_Problem to work on:_
Copy whichever lines contain the string "индекс".

_Supplied data:_
====

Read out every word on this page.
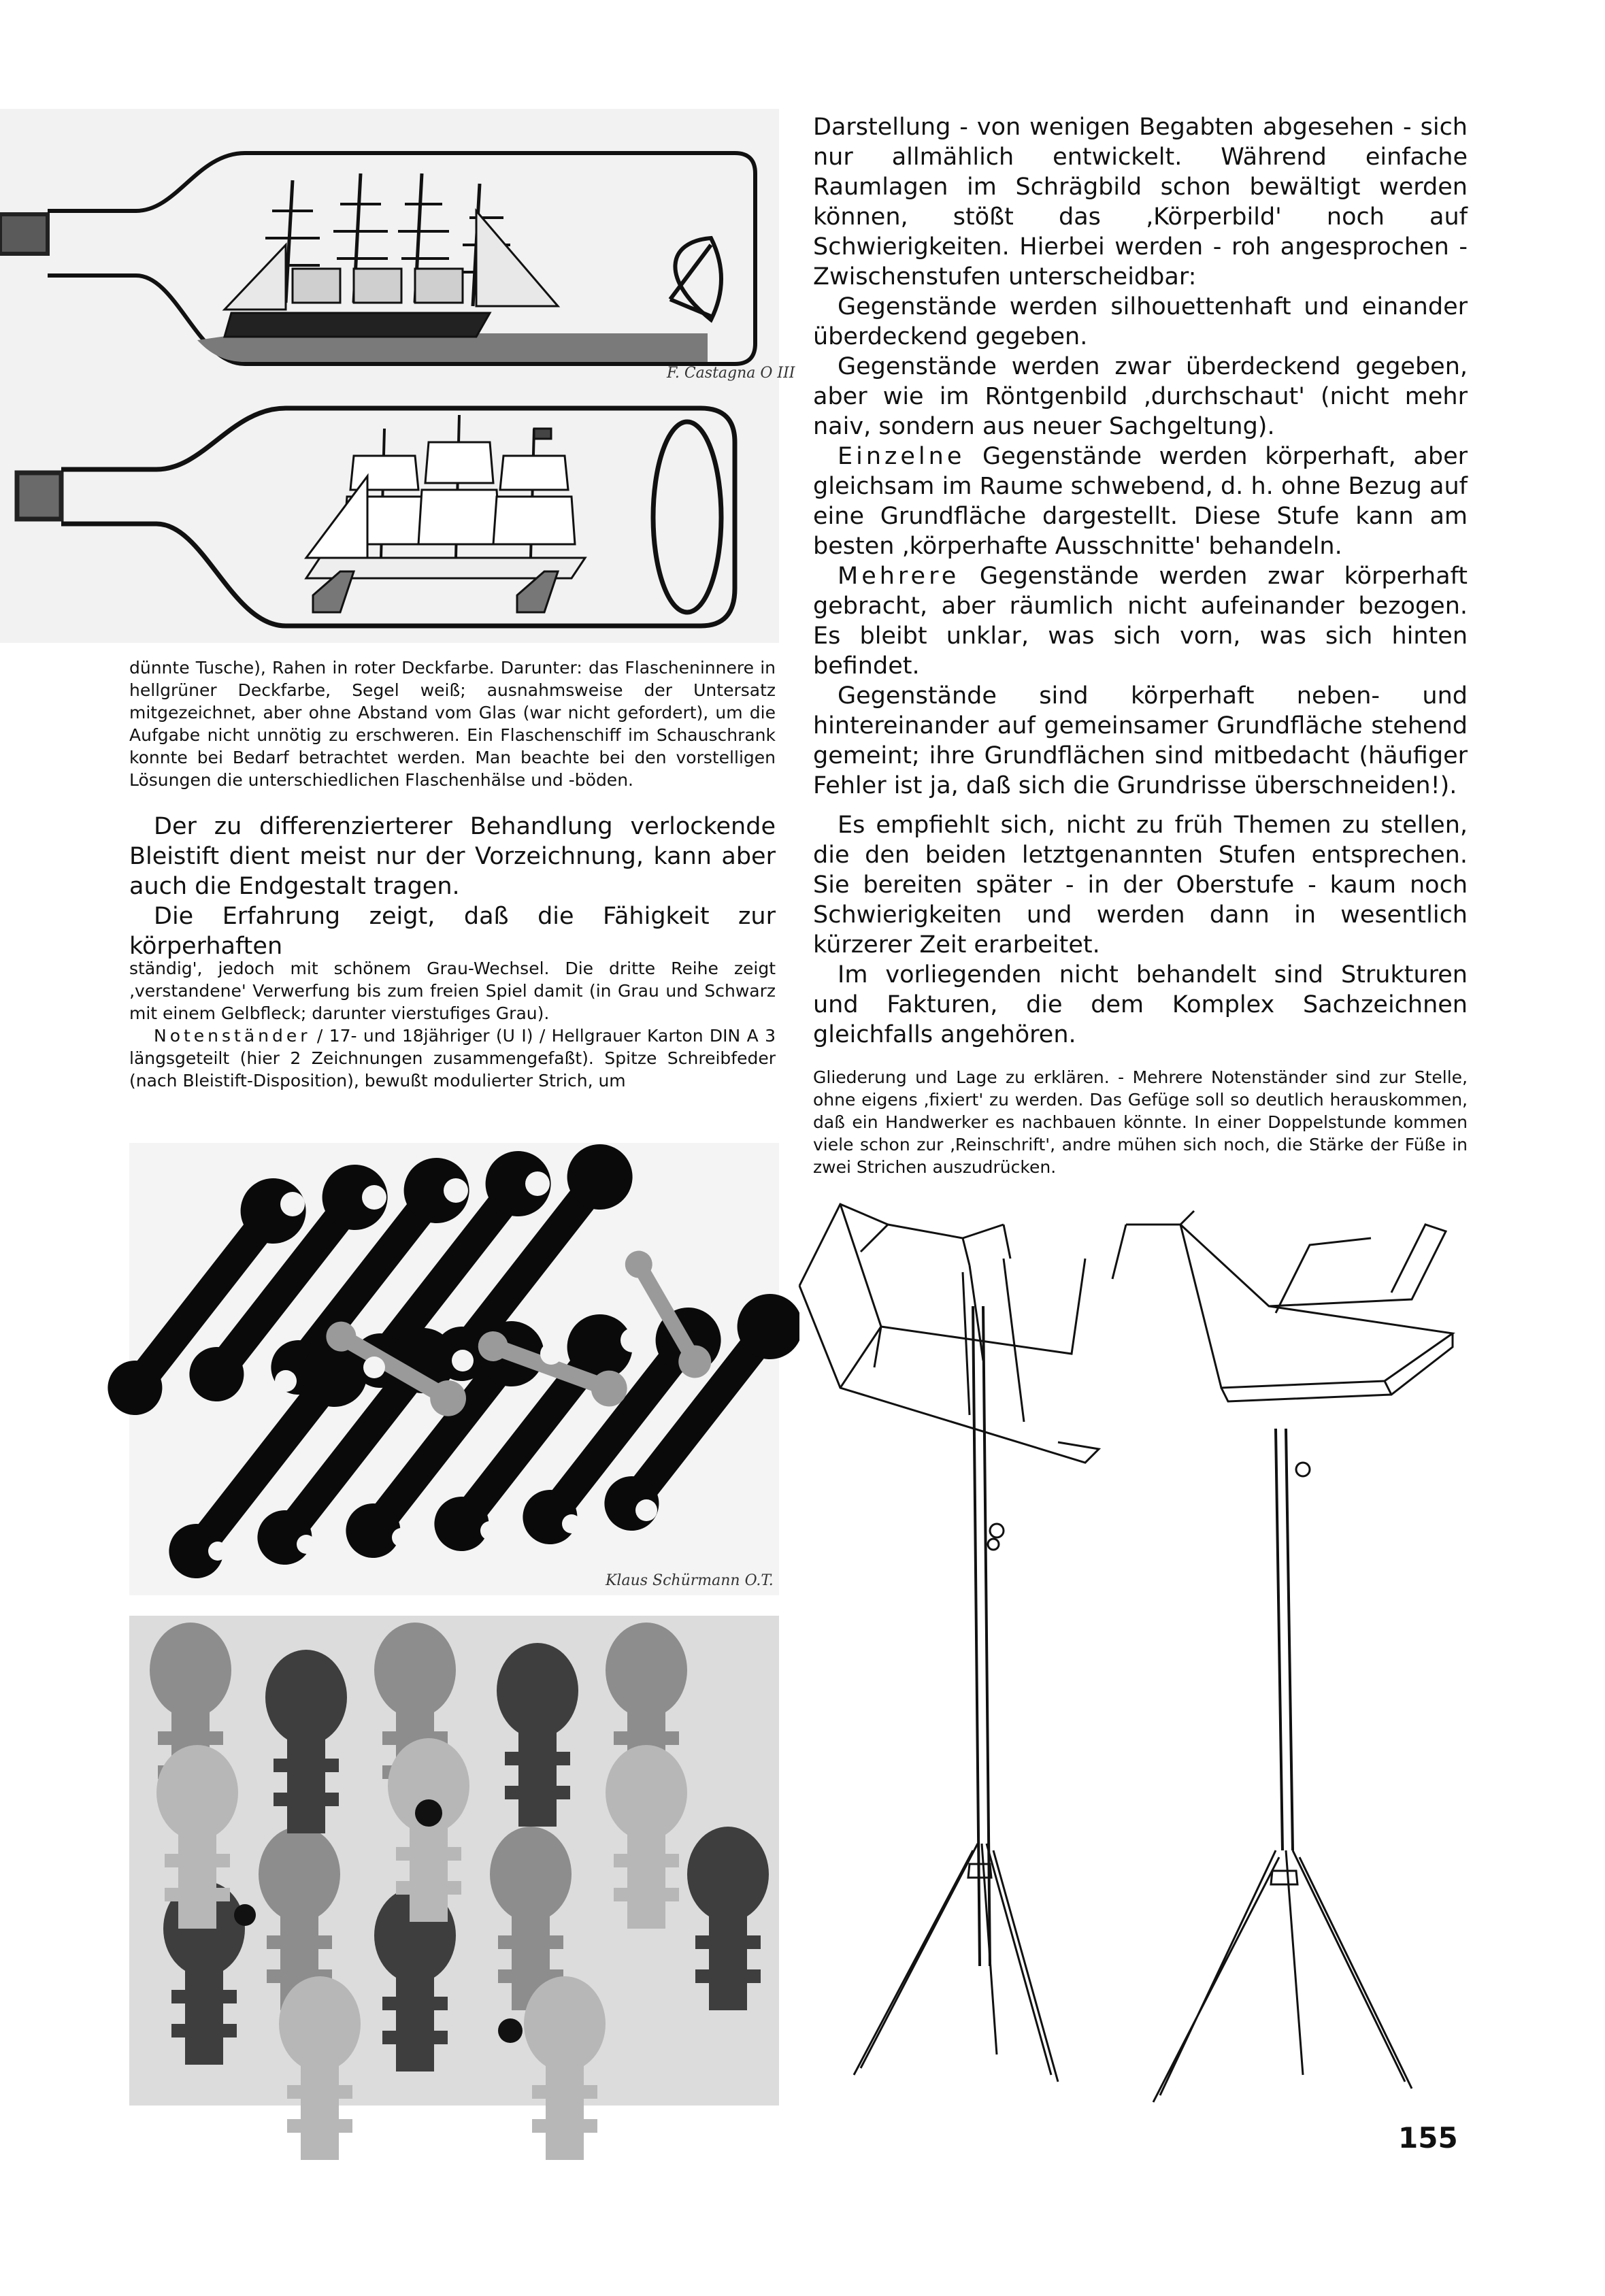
F. Castagna O III

dünnte Tusche), Rahen in roter Deckfarbe. Darunter: das Flascheninnere in hellgrüner Deckfarbe, Segel weiß; ausnahmsweise der Untersatz mitgezeichnet, aber ohne Abstand vom Glas (war nicht gefordert), um die Aufgabe nicht unnötig zu erschweren. Ein Flaschenschiff im Schauschrank konnte bei Bedarf betrachtet werden. Man beachte bei den vorstelligen Lösungen die unterschiedlichen Flaschenhälse und -böden.

Der zu differenzierterer Behandlung verlockende Bleistift dient meist nur der Vorzeichnung, kann aber auch die Endgestalt tragen.

Die Erfahrung zeigt, daß die Fähigkeit zur körperhaften

ständig', jedoch mit schönem Grau-Wechsel. Die dritte Reihe zeigt ‚verstandene' Verwerfung bis zum freien Spiel damit (in Grau und Schwarz mit einem Gelbfleck; darunter vierstufiges Grau).

Notenständer / 17- und 18jähriger (U I) / Hellgrauer Karton DIN A 3 längsgeteilt (hier 2 Zeichnungen zusammengefaßt). Spitze Schreibfeder (nach Bleistift-Disposition), bewußt modulierter Strich, um

Darstellung - von wenigen Begabten abgesehen - sich nur allmählich entwickelt. Während einfache Raumlagen im Schrägbild schon bewältigt werden können, stößt das ‚Körperbild' noch auf Schwierigkeiten. Hierbei werden - roh angesprochen - Zwischenstufen unterscheidbar:

Gegenstände werden silhouettenhaft und einander überdeckend gegeben.

Gegenstände werden zwar überdeckend gegeben, aber wie im Röntgenbild ‚durchschaut' (nicht mehr naiv, sondern aus neuer Sachgeltung).

Einzelne Gegenstände werden körperhaft, aber gleichsam im Raume schwebend, d. h. ohne Bezug auf eine Grundfläche dargestellt. Diese Stufe kann am besten ‚körperhafte Ausschnitte' behandeln.

Mehrere Gegenstände werden zwar körperhaft gebracht, aber räumlich nicht aufeinander bezogen. Es bleibt unklar, was sich vorn, was sich hinten befindet.

Gegenstände sind körperhaft neben- und hintereinander auf gemeinsamer Grundfläche stehend gemeint; ihre Grundflächen sind mitbedacht (häufiger Fehler ist ja, daß sich die Grundrisse überschneiden!).

Es empfiehlt sich, nicht zu früh Themen zu stellen, die den beiden letztgenannten Stufen entsprechen. Sie bereiten später - in der Oberstufe - kaum noch Schwierigkeiten und werden dann in wesentlich kürzerer Zeit erarbeitet.

Im vorliegenden nicht behandelt sind Strukturen und Fakturen, die dem Komplex Sachzeichnen gleichfalls angehören.

Gliederung und Lage zu erklären. - Mehrere Notenständer sind zur Stelle, ohne eigens ‚fixiert' zu werden. Das Gefüge soll so deutlich herauskommen, daß ein Handwerker es nachbauen könnte. In einer Doppelstunde kommen viele schon zur ‚Reinschrift', andre mühen sich noch, die Stärke der Füße in zwei Strichen auszudrücken.

Klaus Schürmann O.T.
155
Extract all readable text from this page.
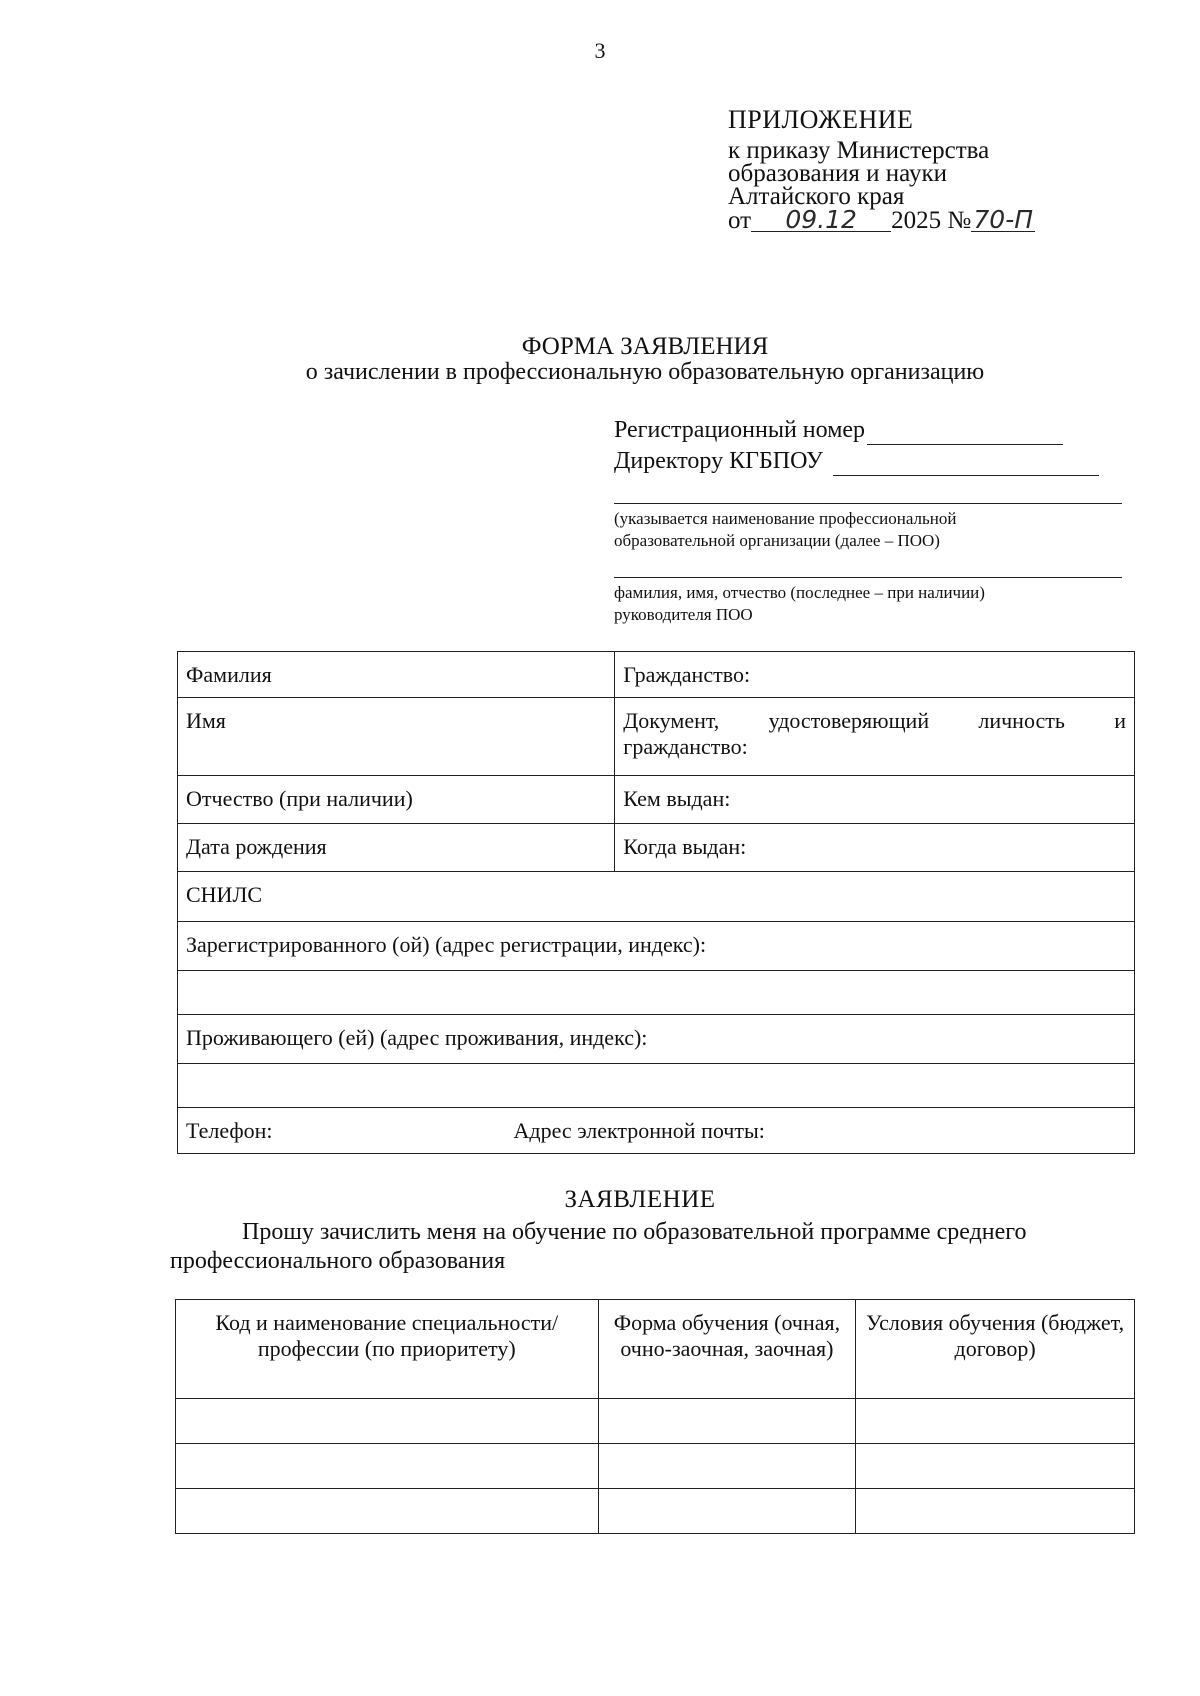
3
ПРИЛОЖЕНИЕ
к приказу Министерства
образования и науки
Алтайского края
от 09.12 2025 №70-П
ФОРМА ЗАЯВЛЕНИЯ
о зачислении в профессиональную образовательную организацию
Регистрационный номер
Директору КГБПОУ
(указывается наименование профессиональной
образовательной организации (далее – ПОО)
фамилия, имя, отчество (последнее – при наличии)
руководителя ПОО
Фамилия	Гражданство:
Имя	Документ, удостоверяющий личность и
гражданство:

Отчество (при наличии)	Кем выдан:
Дата рождения	Когда выдан:
СНИЛС	
Зарегистрированного (ой) (адрес регистрации, индекс):	

Проживающего (ей) (адрес проживания, индекс):	

Телефон: Адрес электронной почты:	
ЗАЯВЛЕНИЕ
Прошу зачислить меня на обучение по образовательной программе среднего
профессионального образования
Код и наименование специальности/ профессии (по приоритету)	Форма обучения (очная, очно-заочная, заочная)	Условия обучения (бюджет, договор)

====

_Solution to the problem:_
Зарегистрированного (ой) (адрес регистрации, индекс):	
Проживающего (ей) (адрес проживания, индекс):	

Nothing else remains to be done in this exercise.